- [EXERCISE GOAL] In the listing below, pick out lines with "Team".

(Data tied to figure images)

↓↓↓

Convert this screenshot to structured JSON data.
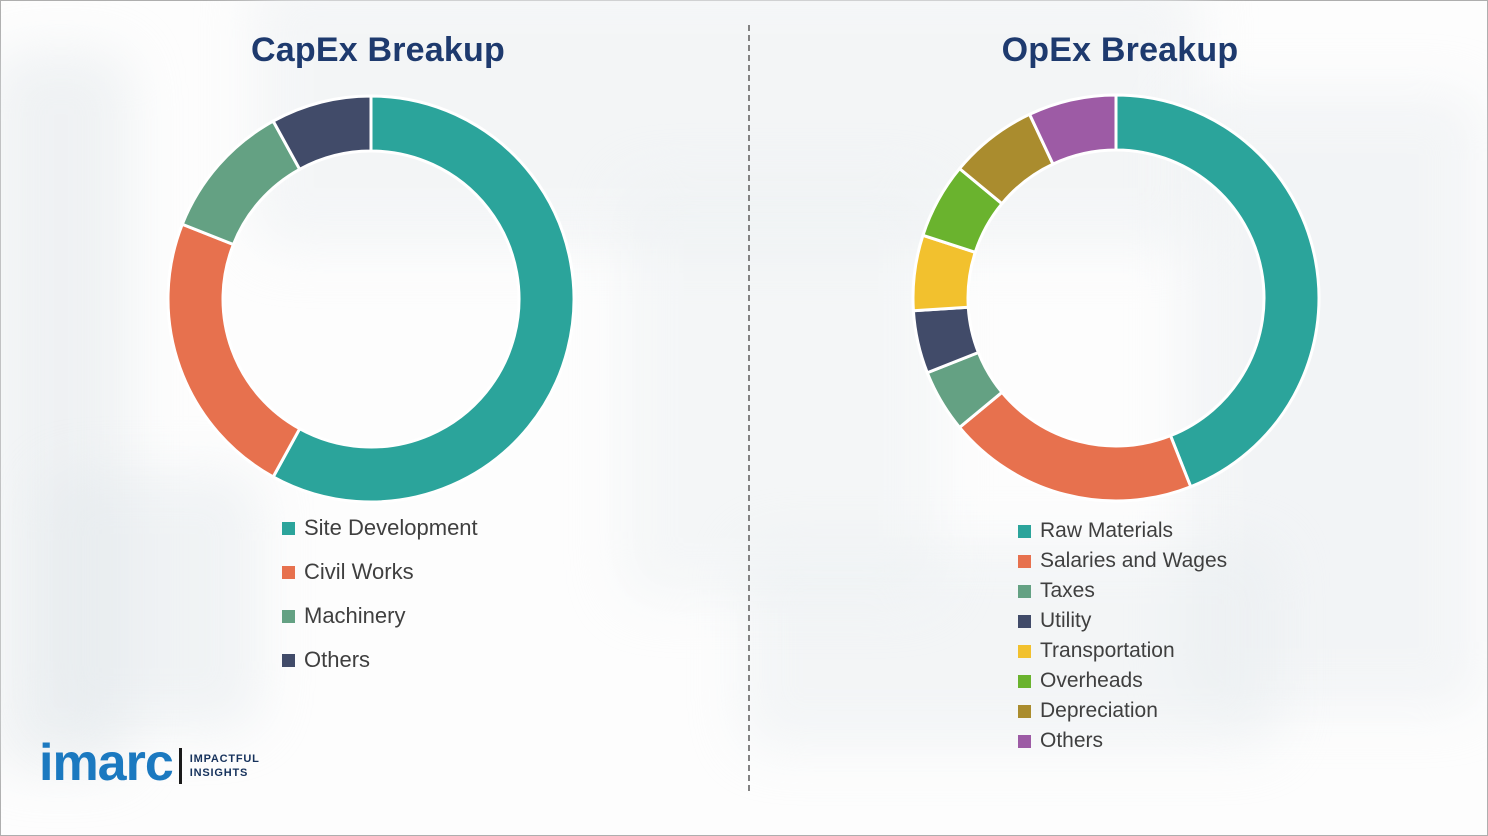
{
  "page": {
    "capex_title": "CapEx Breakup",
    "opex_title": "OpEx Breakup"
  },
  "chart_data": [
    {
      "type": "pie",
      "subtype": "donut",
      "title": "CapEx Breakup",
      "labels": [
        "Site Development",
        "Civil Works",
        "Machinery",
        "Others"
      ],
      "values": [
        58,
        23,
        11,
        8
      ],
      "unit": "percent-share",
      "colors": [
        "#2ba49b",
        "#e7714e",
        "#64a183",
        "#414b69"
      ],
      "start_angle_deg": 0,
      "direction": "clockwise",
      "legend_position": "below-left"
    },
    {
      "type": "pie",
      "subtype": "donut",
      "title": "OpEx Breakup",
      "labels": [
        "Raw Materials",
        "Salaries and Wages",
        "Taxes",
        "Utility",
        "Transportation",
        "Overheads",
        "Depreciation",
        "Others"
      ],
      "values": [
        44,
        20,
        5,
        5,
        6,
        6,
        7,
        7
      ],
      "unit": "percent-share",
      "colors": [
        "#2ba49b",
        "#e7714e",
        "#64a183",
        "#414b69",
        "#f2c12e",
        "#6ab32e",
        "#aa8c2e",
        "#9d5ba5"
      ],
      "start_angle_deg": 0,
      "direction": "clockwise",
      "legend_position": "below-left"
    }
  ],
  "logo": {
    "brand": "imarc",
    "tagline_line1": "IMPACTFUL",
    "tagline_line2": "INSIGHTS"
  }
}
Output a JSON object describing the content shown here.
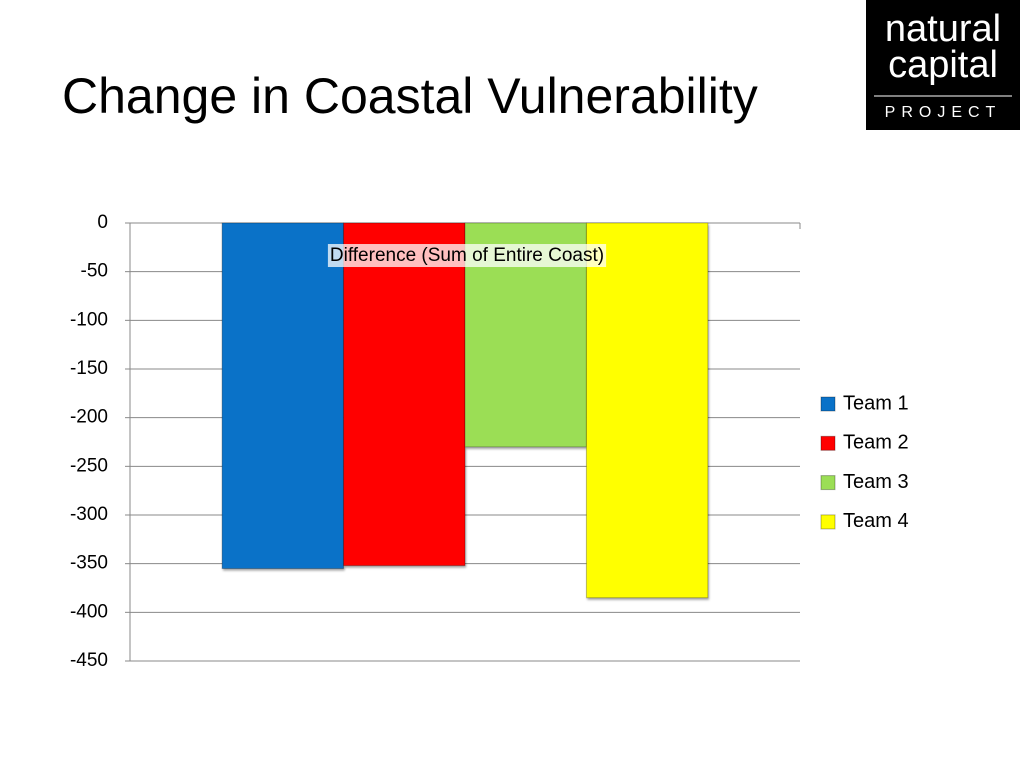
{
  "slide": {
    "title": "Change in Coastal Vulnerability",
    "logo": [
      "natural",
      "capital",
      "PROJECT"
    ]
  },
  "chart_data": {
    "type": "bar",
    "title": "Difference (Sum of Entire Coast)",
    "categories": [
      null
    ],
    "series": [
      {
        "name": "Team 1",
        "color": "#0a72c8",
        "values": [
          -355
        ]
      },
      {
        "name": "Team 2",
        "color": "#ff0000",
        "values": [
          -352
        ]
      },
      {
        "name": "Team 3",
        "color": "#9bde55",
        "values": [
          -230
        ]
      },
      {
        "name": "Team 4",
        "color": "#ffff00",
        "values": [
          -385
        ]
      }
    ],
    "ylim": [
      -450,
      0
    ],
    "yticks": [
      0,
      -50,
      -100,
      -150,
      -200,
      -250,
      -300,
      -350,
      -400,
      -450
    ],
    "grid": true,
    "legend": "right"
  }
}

↑↑↑

- [OUTPUT OF THE EXERCISE]
        "name": "Team 1",
        "name": "Team 2",
        "name": "Team 3",
        "name": "Team 4",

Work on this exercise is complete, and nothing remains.